Consigne écrite a
Répondez à ces questions d'après le texte fourni :
(i) Qui n'a pas confiance dans le rôle que l'institution peut jouer ?
(ii) Quel exemple de circonstance le texte cite-t-il pour ce rôle ?
(iii) Sur quelle affaire porte la question qui clôt le texte ?

Texte fourni

====

Cependant, ni la population ni le gouvernement n'ont confiance dans le rôle qu'elle peut jouer à tout moment, par exemple en cas d'instabilité. Elle est toujours considérée comme une institution qui menace les intérêts populaires du peuple hondurien et qui doit être surveillée de près. Elle ne représente aucun type de fiabilité. Maintenant, il y a une transition dans laquelle ils s'installent pour voir aussi comment ils fonctionnent.

-Comment se poursuit l'affaire judiciaire de l'assassinat de Berta Cáceres ?

====

(Une série d'enregistrements)
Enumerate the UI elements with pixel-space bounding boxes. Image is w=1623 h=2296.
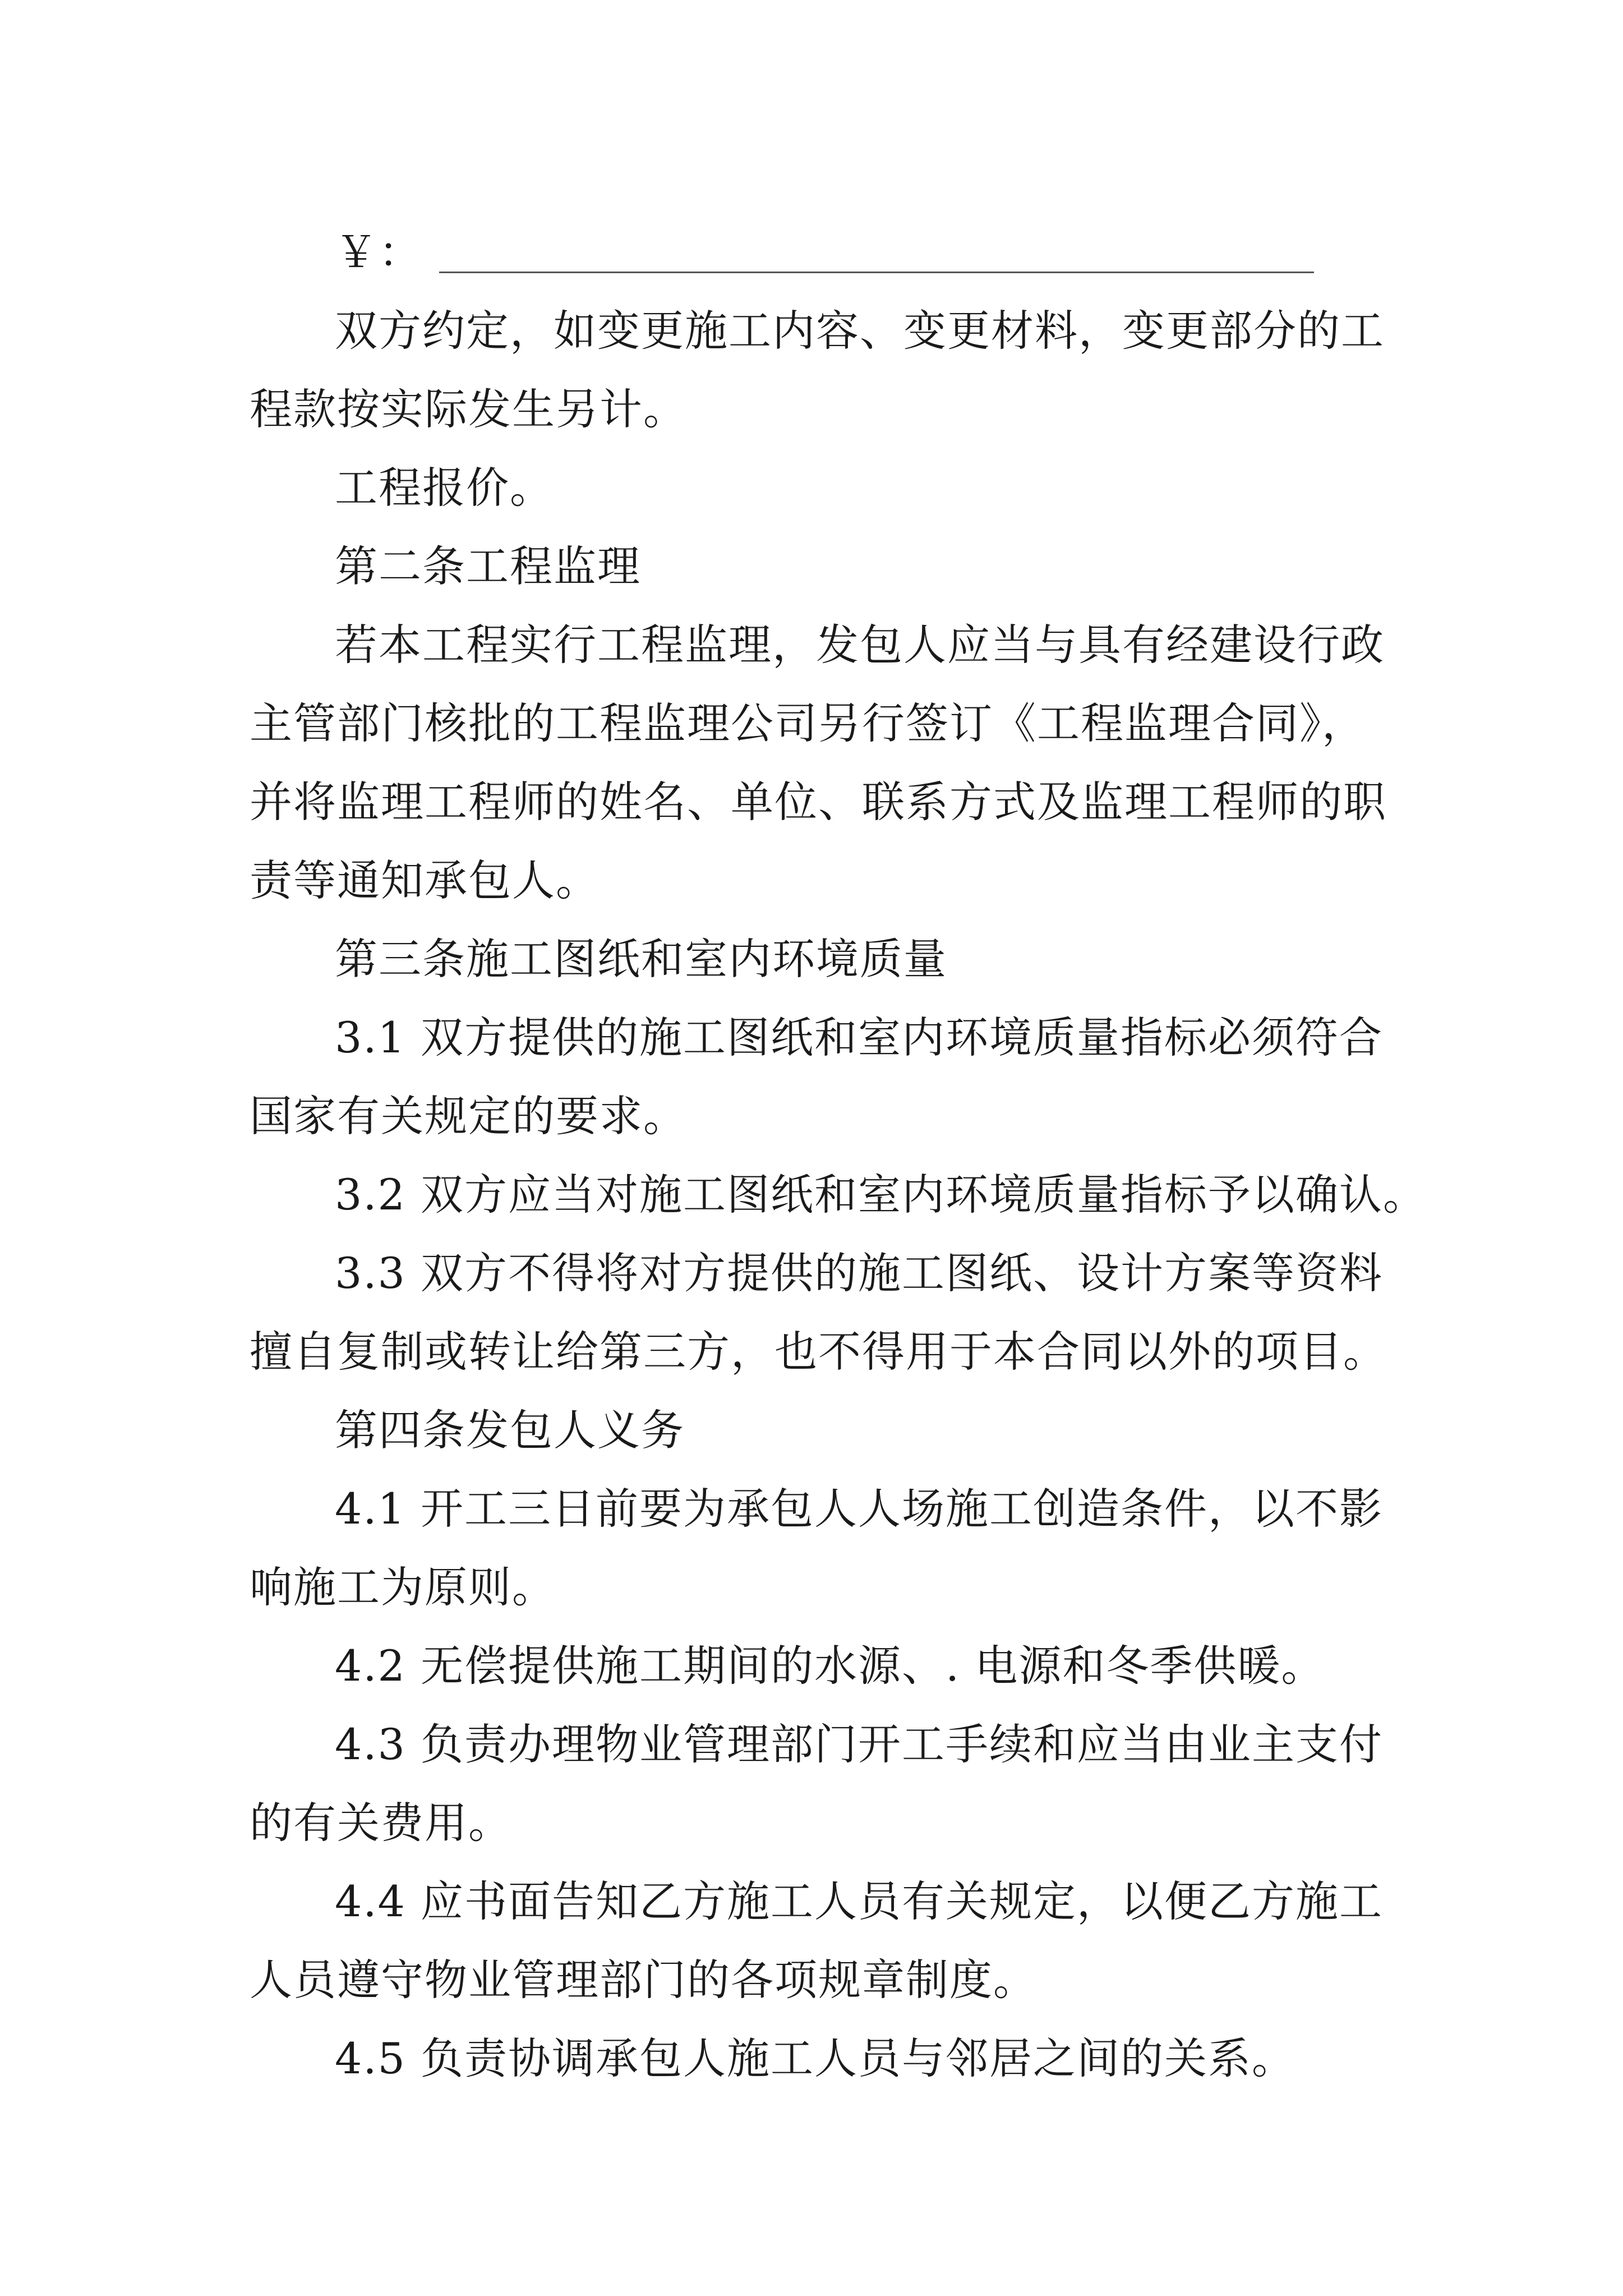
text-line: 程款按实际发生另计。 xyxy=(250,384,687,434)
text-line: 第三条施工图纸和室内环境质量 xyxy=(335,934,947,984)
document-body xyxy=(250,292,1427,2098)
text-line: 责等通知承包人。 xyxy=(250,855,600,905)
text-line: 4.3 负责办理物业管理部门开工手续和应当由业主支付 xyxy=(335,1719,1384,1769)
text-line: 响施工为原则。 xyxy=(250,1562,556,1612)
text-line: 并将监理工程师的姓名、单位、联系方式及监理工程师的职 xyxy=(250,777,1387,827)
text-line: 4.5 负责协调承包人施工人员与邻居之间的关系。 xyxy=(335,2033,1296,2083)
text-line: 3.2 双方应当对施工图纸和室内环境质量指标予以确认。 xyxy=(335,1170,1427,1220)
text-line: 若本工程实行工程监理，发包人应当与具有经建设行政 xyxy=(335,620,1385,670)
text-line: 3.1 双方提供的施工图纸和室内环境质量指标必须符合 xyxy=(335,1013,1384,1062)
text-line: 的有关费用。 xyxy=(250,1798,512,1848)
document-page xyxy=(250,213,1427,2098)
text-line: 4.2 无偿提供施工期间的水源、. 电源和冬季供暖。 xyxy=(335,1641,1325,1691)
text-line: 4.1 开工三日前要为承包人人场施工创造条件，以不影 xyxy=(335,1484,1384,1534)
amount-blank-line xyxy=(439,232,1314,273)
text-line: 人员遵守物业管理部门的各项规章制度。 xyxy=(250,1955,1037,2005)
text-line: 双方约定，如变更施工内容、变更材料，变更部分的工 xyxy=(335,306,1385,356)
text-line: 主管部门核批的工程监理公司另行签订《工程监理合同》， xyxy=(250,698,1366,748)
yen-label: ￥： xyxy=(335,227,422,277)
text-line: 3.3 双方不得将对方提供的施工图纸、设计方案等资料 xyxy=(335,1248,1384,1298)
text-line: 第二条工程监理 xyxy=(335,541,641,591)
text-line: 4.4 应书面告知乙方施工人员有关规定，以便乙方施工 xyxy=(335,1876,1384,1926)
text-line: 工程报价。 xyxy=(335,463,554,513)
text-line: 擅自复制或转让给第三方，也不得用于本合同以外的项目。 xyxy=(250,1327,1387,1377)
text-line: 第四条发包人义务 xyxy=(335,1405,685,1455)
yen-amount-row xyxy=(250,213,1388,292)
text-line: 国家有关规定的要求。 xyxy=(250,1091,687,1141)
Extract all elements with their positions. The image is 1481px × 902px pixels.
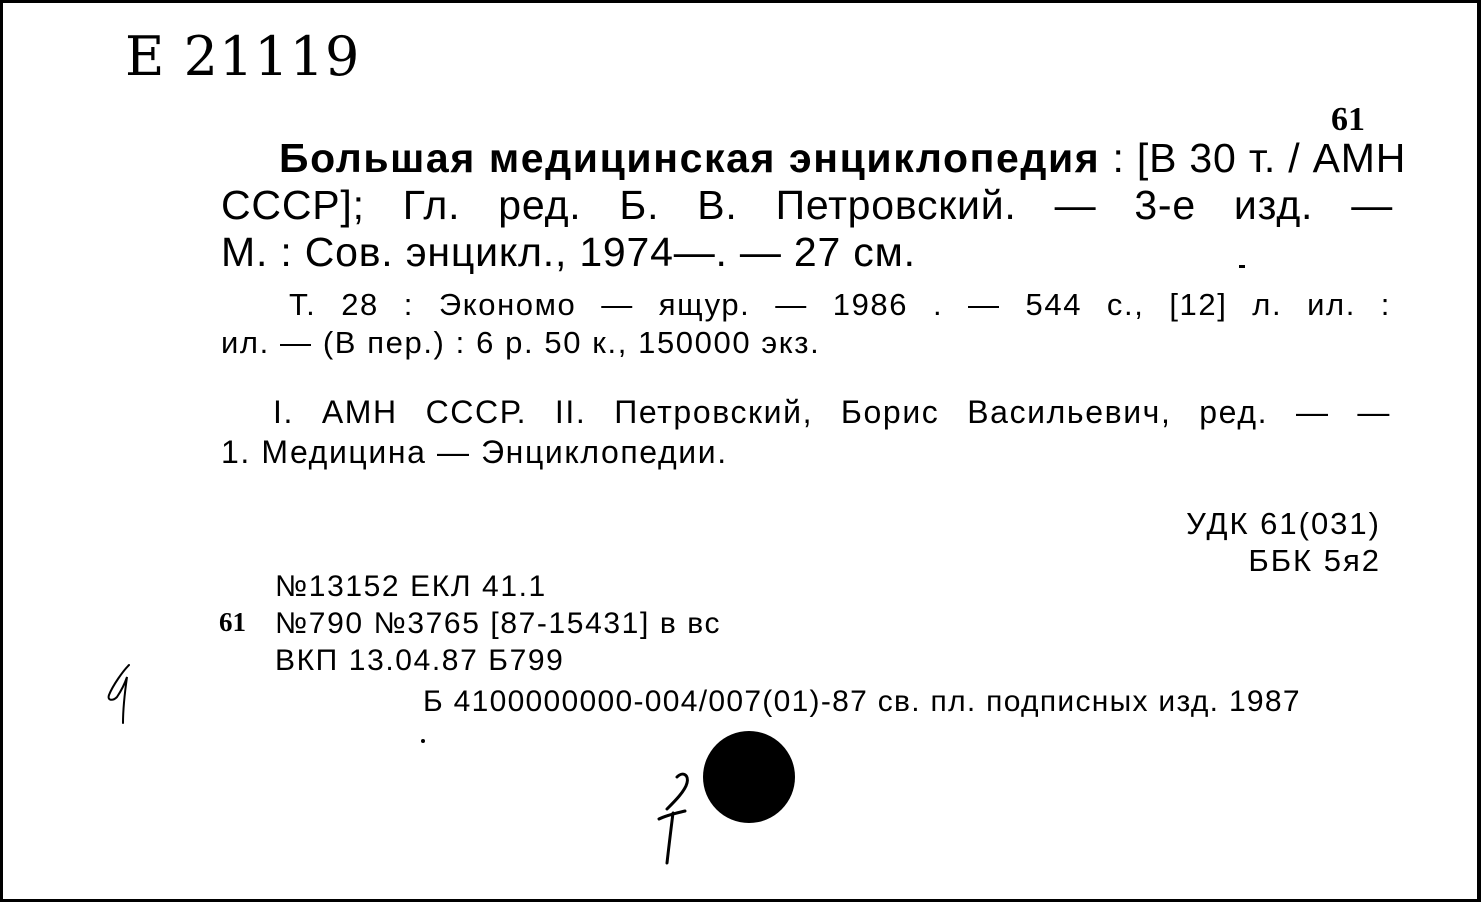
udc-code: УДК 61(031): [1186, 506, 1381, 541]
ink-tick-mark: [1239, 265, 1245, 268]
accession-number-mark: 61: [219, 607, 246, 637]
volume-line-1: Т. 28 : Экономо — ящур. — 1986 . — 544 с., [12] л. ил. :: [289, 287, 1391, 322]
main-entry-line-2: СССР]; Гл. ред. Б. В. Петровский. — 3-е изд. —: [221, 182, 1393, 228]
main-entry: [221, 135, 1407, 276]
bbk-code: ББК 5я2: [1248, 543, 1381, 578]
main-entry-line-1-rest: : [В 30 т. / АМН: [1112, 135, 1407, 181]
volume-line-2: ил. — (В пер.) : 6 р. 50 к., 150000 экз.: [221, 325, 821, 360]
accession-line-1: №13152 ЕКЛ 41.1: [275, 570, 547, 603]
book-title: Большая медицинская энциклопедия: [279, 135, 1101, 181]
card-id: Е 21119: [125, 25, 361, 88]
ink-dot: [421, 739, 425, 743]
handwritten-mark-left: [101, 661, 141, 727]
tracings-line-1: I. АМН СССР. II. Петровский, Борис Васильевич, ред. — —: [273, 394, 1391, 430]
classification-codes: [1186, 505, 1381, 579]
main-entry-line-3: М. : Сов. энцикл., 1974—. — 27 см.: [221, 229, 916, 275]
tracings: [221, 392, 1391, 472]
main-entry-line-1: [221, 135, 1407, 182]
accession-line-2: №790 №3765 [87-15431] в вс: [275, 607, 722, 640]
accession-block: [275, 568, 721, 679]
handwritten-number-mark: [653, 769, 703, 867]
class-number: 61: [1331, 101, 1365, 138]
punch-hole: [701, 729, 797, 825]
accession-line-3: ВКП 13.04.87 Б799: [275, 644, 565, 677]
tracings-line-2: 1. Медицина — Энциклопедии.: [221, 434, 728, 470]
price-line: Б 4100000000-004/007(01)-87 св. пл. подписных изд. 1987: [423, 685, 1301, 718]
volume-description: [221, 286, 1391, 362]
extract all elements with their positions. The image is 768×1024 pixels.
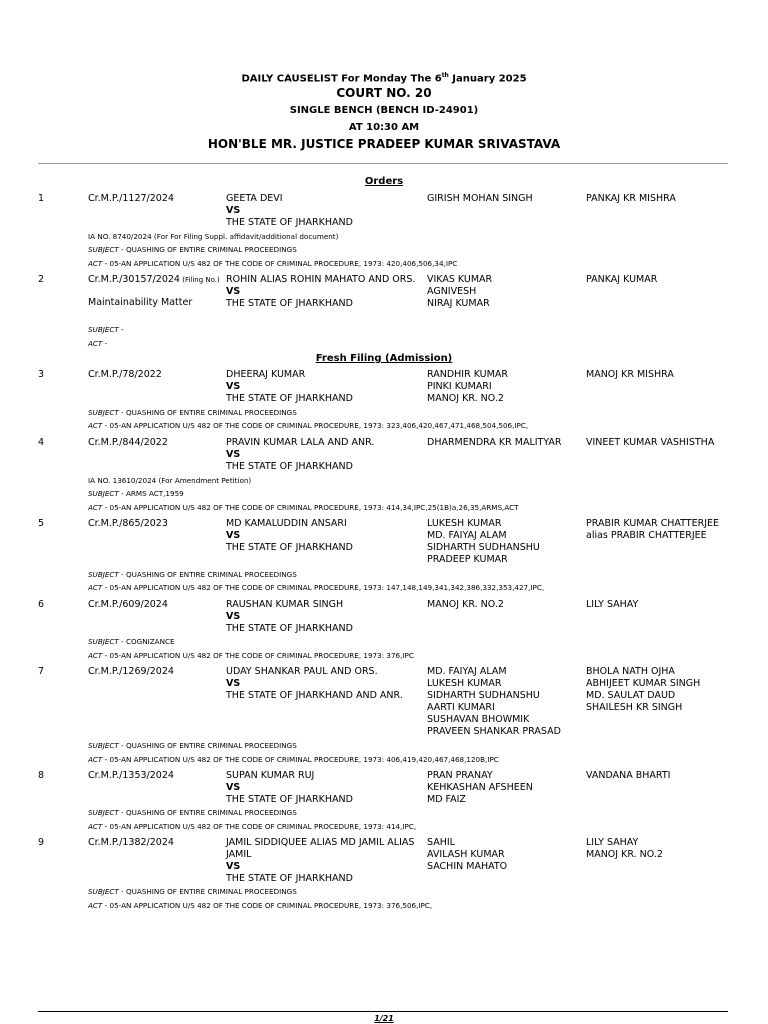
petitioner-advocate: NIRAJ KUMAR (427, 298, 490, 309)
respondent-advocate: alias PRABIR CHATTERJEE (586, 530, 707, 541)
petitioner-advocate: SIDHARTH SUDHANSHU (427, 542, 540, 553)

====

Consigne écrite b
Extrayez des enregistrements, à l'identique, tout ce qui va de la ligne contenant « text-line: 程款按实际发生另计。 xyxy=(250,384,687,434) » jusqu'à la ligne contenant « text-line: 4.1 开工三日前要为承包人人场施工创造条件，以不影 », ces deux lignes comprises.

Résultat attendu a
(i) Ni la population ni le gouvernement.
(ii) Un cas d'instabilité.
(iii) L'affaire judiciaire de l'assassinat de Berta Cáceres.

Résultat attendu b
text-line: 程款按实际发生另计。 xyxy=(250,384,687,434)
text-line: 第三条施工图纸和室内环境质量 xyxy=(335,934,947,984)
document-body xyxy=(250,292,1427,2098)
text-line: 责等通知承包人。 xyxy=(250,855,600,905)
text-line: 4.3 负责办理物业管理部门开工手续和应当由业主支付 xyxy=(335,1719,1384,1769)
text-line: 响施工为原则。 xyxy=(250,1562,556,1612)
text-line: 并将监理工程师的姓名、单位、联系方式及监理工程师的职 xyxy=(250,777,1387,827)
text-line: 4.5 负责协调承包人施工人员与邻居之间的关系。 xyxy=(335,2033,1296,2083)
text-line: 3.2 双方应当对施工图纸和室内环境质量指标予以确认。 xyxy=(335,1170,1427,1220)
text-line: 若本工程实行工程监理，发包人应当与具有经建设行政 xyxy=(335,620,1385,670)
text-line: 3.1 双方提供的施工图纸和室内环境质量指标必须符合 xyxy=(335,1013,1384,1062)
text-line: 的有关费用。 xyxy=(250,1798,512,1848)
document-page xyxy=(250,213,1427,2098)
text-line: 4.2 无偿提供施工期间的水源、. 电源和冬季供暖。 xyxy=(335,1641,1325,1691)
text-line: 4.1 开工三日前要为承包人人场施工创造条件，以不影 xyxy=(335,1484,1384,1534)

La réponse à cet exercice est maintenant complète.